• Work instructions: Retype all of the data below exactly, line for line, and leave the pictures out.

►

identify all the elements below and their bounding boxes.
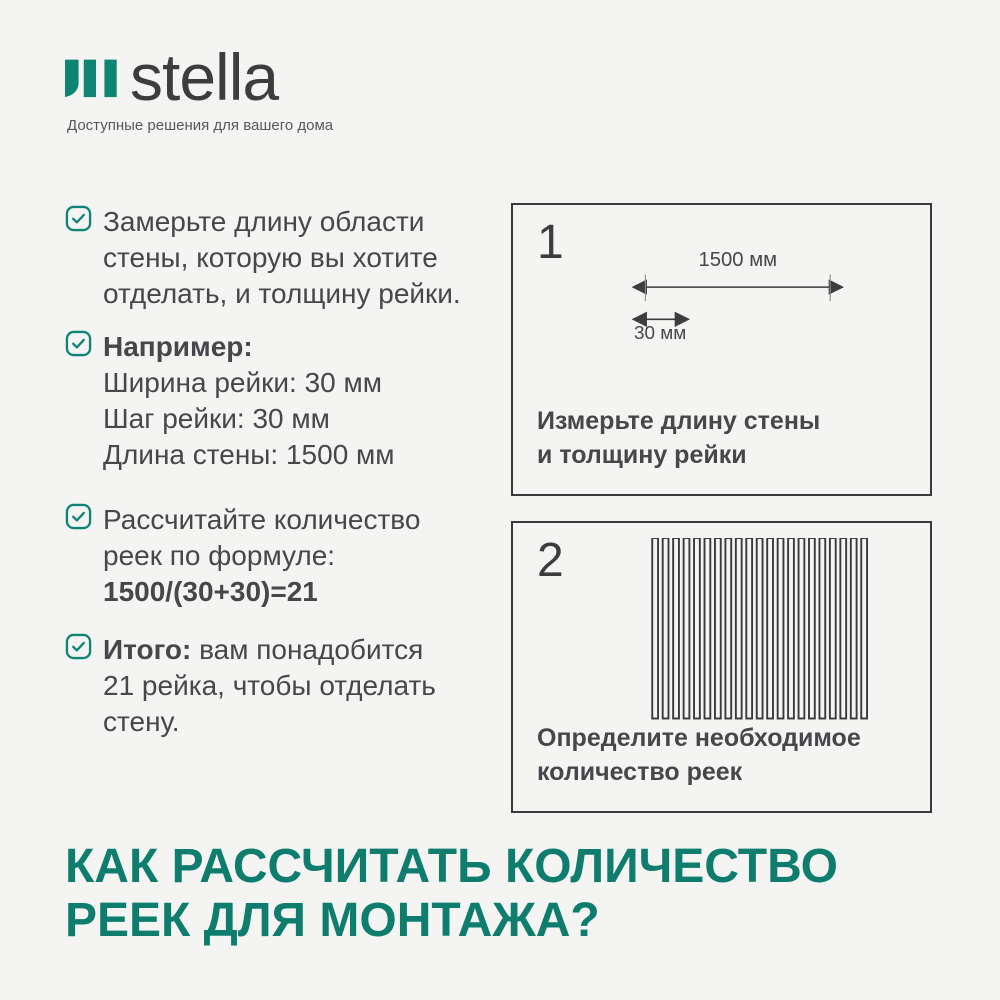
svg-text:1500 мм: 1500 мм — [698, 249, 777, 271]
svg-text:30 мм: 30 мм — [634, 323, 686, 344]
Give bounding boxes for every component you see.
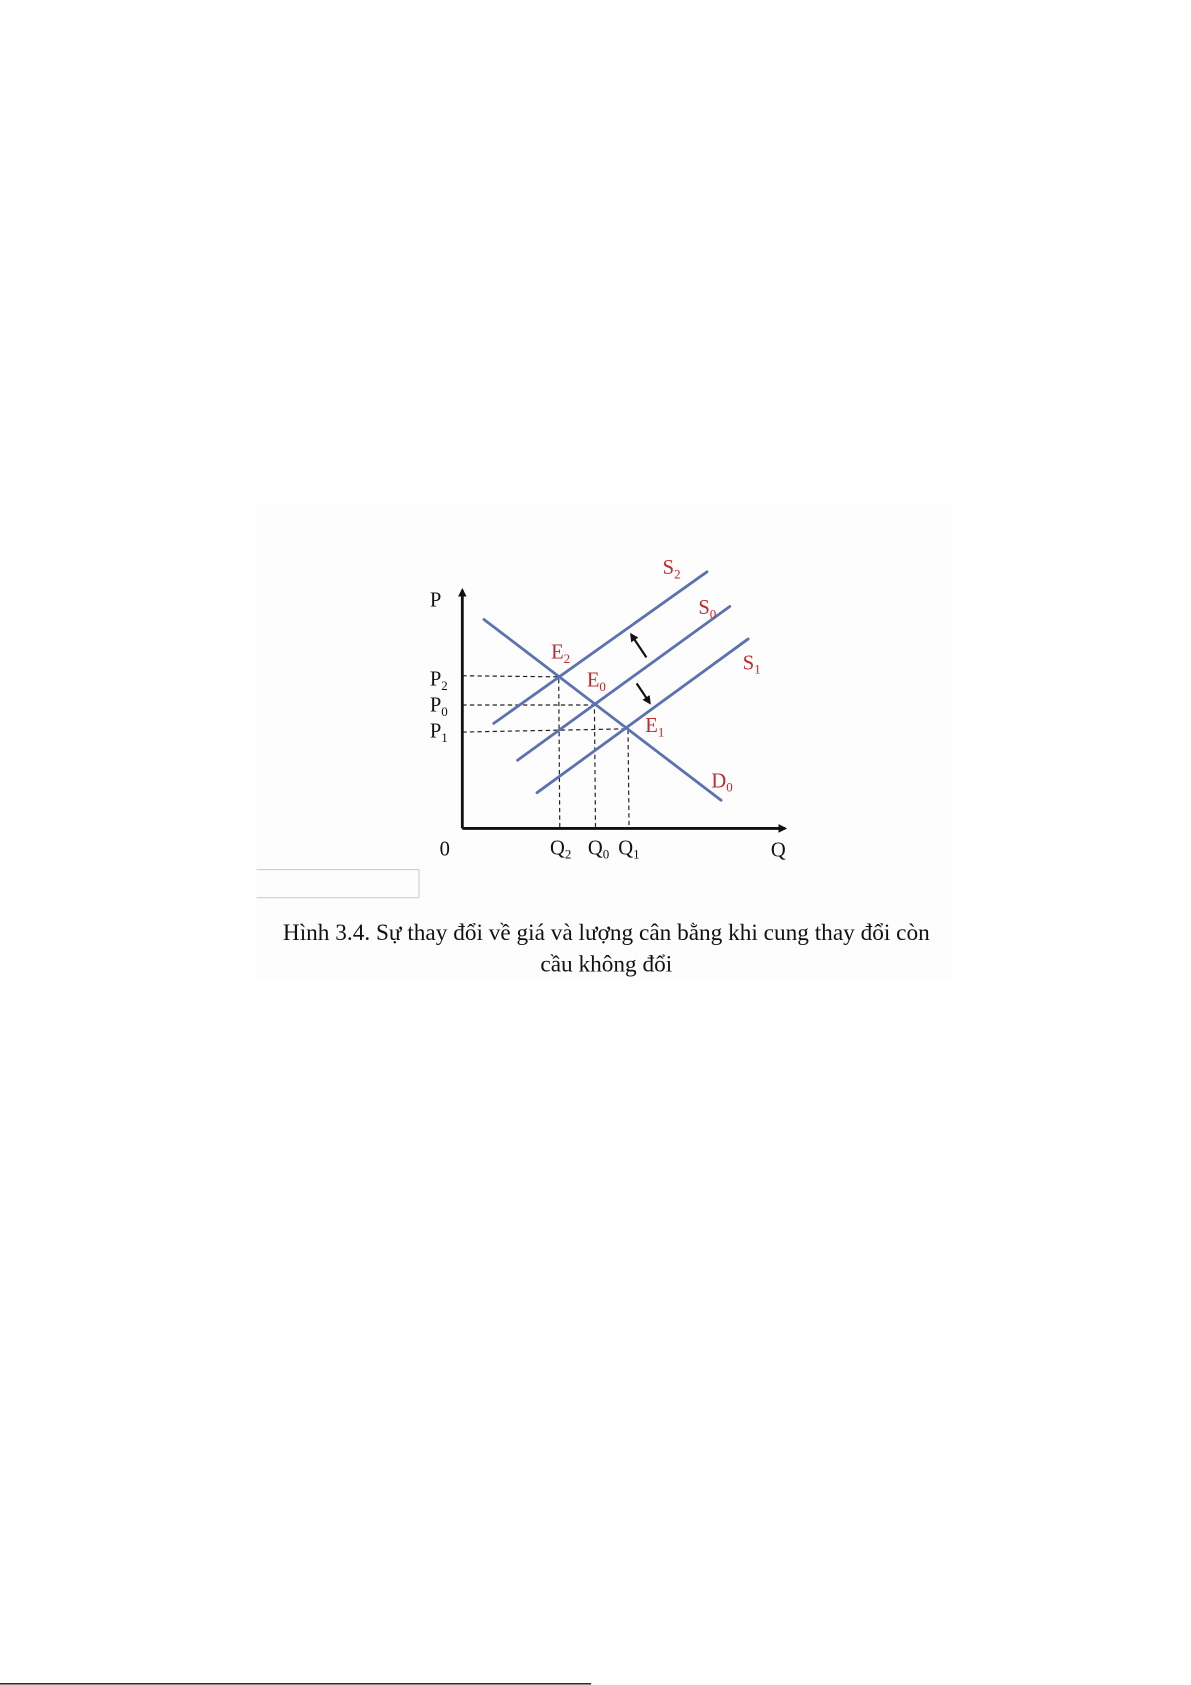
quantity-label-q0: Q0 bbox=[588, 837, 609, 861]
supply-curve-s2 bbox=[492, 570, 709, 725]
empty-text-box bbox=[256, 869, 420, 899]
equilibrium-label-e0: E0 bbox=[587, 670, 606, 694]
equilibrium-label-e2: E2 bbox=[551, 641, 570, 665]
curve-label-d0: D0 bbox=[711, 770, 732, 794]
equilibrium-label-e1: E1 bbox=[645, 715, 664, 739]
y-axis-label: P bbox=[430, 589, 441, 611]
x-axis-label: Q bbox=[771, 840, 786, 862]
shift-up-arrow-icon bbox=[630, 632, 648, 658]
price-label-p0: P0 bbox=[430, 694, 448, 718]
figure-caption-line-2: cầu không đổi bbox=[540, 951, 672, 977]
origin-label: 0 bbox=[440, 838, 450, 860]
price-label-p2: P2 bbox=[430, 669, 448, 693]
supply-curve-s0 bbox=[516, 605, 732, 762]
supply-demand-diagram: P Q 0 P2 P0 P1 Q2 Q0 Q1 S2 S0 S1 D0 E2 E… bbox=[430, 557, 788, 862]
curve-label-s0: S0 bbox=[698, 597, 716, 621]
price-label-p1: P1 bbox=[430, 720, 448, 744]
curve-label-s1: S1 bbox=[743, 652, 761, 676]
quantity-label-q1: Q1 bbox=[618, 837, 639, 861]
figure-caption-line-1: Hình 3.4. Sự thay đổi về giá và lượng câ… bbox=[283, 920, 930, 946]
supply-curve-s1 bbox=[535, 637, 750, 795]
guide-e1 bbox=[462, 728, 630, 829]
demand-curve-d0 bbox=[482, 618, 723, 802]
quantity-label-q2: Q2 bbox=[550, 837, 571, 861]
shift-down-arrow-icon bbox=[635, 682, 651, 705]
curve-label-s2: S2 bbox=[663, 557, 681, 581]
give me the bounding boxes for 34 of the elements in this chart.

◄

• Task answer:
identify all the elements below and their bounding boxes.
svg-text:1500 мм: 1500 мм — [698, 249, 777, 271]
svg-text:30 мм: 30 мм — [634, 323, 686, 344]
Give bounding boxes for every component you see.
quantity-label-q0: Q0 bbox=[588, 837, 609, 861]
supply-curve-s2 bbox=[492, 570, 709, 725]
empty-text-box bbox=[256, 869, 420, 899]
equilibrium-label-e0: E0 bbox=[587, 670, 606, 694]
equilibrium-label-e2: E2 bbox=[551, 641, 570, 665]
curve-label-d0: D0 bbox=[711, 770, 732, 794]
equilibrium-label-e1: E1 bbox=[645, 715, 664, 739]
y-axis-label: P bbox=[430, 589, 441, 611]
x-axis-label: Q bbox=[771, 840, 786, 862]
shift-up-arrow-icon bbox=[630, 632, 648, 658]
price-label-p0: P0 bbox=[430, 694, 448, 718]
figure-caption-line-2: cầu không đổi bbox=[540, 951, 672, 977]
origin-label: 0 bbox=[440, 838, 450, 860]
price-label-p2: P2 bbox=[430, 669, 448, 693]
supply-curve-s0 bbox=[516, 605, 732, 762]
supply-demand-diagram: P Q 0 P2 P0 P1 Q2 Q0 Q1 S2 S0 S1 D0 E2 E… bbox=[430, 557, 788, 862]
curve-label-s0: S0 bbox=[698, 597, 716, 621]
price-label-p1: P1 bbox=[430, 720, 448, 744]
curve-label-s1: S1 bbox=[743, 652, 761, 676]
quantity-label-q1: Q1 bbox=[618, 837, 639, 861]
figure-caption-line-1: Hình 3.4. Sự thay đổi về giá và lượng câ… bbox=[283, 920, 930, 946]
supply-curve-s1 bbox=[535, 637, 750, 795]
guide-e1 bbox=[462, 728, 630, 829]
demand-curve-d0 bbox=[482, 618, 723, 802]
quantity-label-q2: Q2 bbox=[550, 837, 571, 861]
shift-down-arrow-icon bbox=[635, 682, 651, 705]
curve-label-s2: S2 bbox=[663, 557, 681, 581]
give me the bounding boxes for 34 of the elements in this chart.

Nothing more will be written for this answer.